======== PROVIDED DATA ========

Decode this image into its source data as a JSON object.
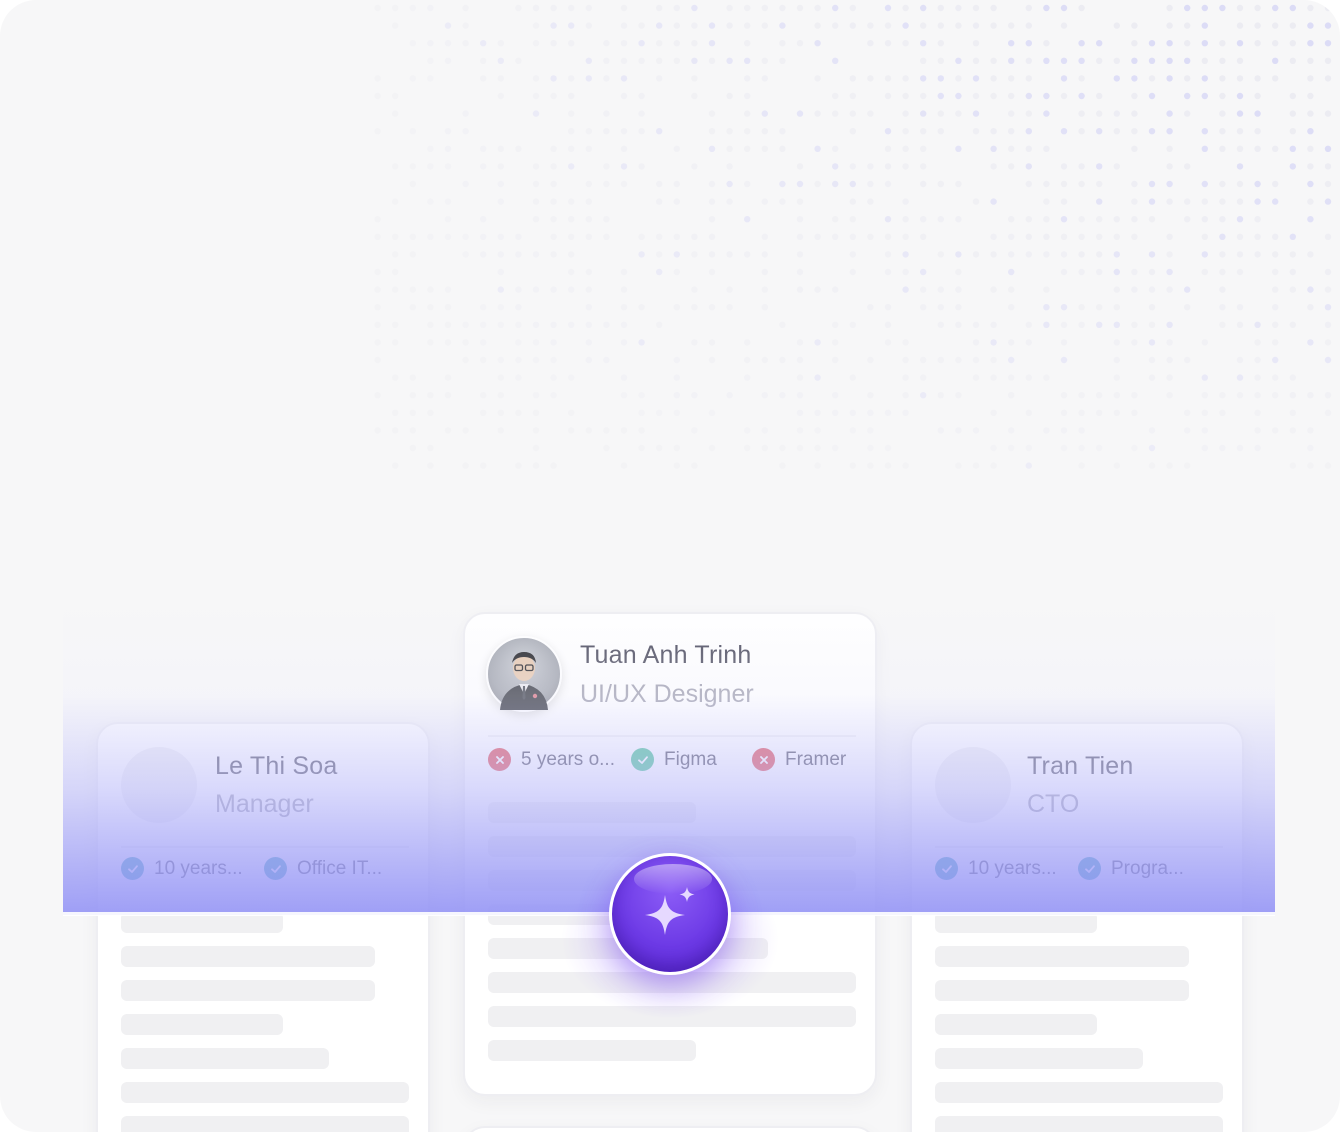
{
  "cards": {
    "left": {
      "name": "Le Thi Soa",
      "role": "Manager",
      "tags": [
        {
          "label": "10 years...",
          "status": "ok"
        },
        {
          "label": "Office IT...",
          "status": "ok"
        }
      ]
    },
    "center": {
      "name": "Tuan Anh Trinh",
      "role": "UI/UX Designer",
      "tags": [
        {
          "label": "5 years o...",
          "status": "fail"
        },
        {
          "label": "Figma",
          "status": "ok"
        },
        {
          "label": "Framer",
          "status": "fail"
        }
      ]
    },
    "right": {
      "name": "Tran Tien",
      "role": "CTO",
      "tags": [
        {
          "label": "10 years...",
          "status": "ok"
        },
        {
          "label": "Progra...",
          "status": "ok"
        }
      ]
    }
  },
  "icons": {
    "check": "check-icon",
    "cross": "x-icon",
    "ai": "sparkle-icon"
  },
  "colors": {
    "accent": "#6d3ae6",
    "ok_teal": "#2f9fb3",
    "ok_green": "#3fbf8f",
    "fail_red": "#e0474f"
  }
}
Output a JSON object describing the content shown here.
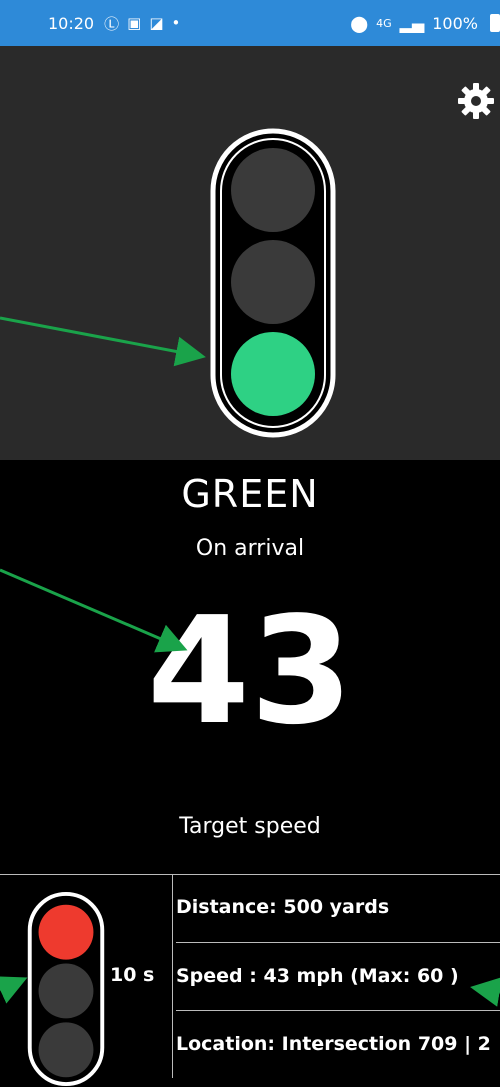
{
  "status_bar": {
    "time": "10:20",
    "network": "4G",
    "battery": "100%"
  },
  "colors": {
    "status_bar": "#2e8ad8",
    "green_light": "#2ed184",
    "red_light": "#ee3a2e",
    "off_light": "#3a3a3a",
    "annotation_arrow": "#1aa34a"
  },
  "icons": [
    "location-icon",
    "signal-icon",
    "battery-icon",
    "gear-icon"
  ],
  "signal": {
    "state": "GREEN",
    "subtitle": "On arrival"
  },
  "speed": {
    "value": "43",
    "label": "Target speed"
  },
  "bottom": {
    "countdown": "10 s",
    "distance": "Distance: 500 yards",
    "speed": "Speed : 43 mph (Max: 60 )",
    "location": "Location: Intersection 709 | 2"
  }
}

========

» REQUIRED WORK:
Repeat the records word for word. Any picture in them should be left out.

» WORKED ANSWER:
Decode this image into its source data as a JSON object.
{
  "cards": {
    "left": {
      "name": "Le Thi Soa",
      "role": "Manager",
      "tags": [
        {
          "label": "10 years...",
          "status": "ok"
        },
        {
          "label": "Office IT...",
          "status": "ok"
        }
      ]
    },
    "center": {
      "name": "Tuan Anh Trinh",
      "role": "UI/UX Designer",
      "tags": [
        {
          "label": "5 years o...",
          "status": "fail"
        },
        {
          "label": "Figma",
          "status": "ok"
        },
        {
          "label": "Framer",
          "status": "fail"
        }
      ]
    },
    "right": {
      "name": "Tran Tien",
      "role": "CTO",
      "tags": [
        {
          "label": "10 years...",
          "status": "ok"
        },
        {
          "label": "Progra...",
          "status": "ok"
        }
      ]
    }
  },
  "icons": {
    "check": "check-icon",
    "cross": "x-icon",
    "ai": "sparkle-icon"
  },
  "colors": {
    "accent": "#6d3ae6",
    "ok_teal": "#2f9fb3",
    "ok_green": "#3fbf8f",
    "fail_red": "#e0474f"
  }
}
Output a JSON object describing the content shown here.
{
  "status_bar": {
    "time": "10:20",
    "network": "4G",
    "battery": "100%"
  },
  "colors": {
    "status_bar": "#2e8ad8",
    "green_light": "#2ed184",
    "red_light": "#ee3a2e",
    "off_light": "#3a3a3a",
    "annotation_arrow": "#1aa34a"
  },
  "icons": [
    "location-icon",
    "signal-icon",
    "battery-icon",
    "gear-icon"
  ],
  "signal": {
    "state": "GREEN",
    "subtitle": "On arrival"
  },
  "speed": {
    "value": "43",
    "label": "Target speed"
  },
  "bottom": {
    "countdown": "10 s",
    "distance": "Distance: 500 yards",
    "speed": "Speed : 43 mph (Max: 60 )",
    "location": "Location: Intersection 709 | 2"
  }
}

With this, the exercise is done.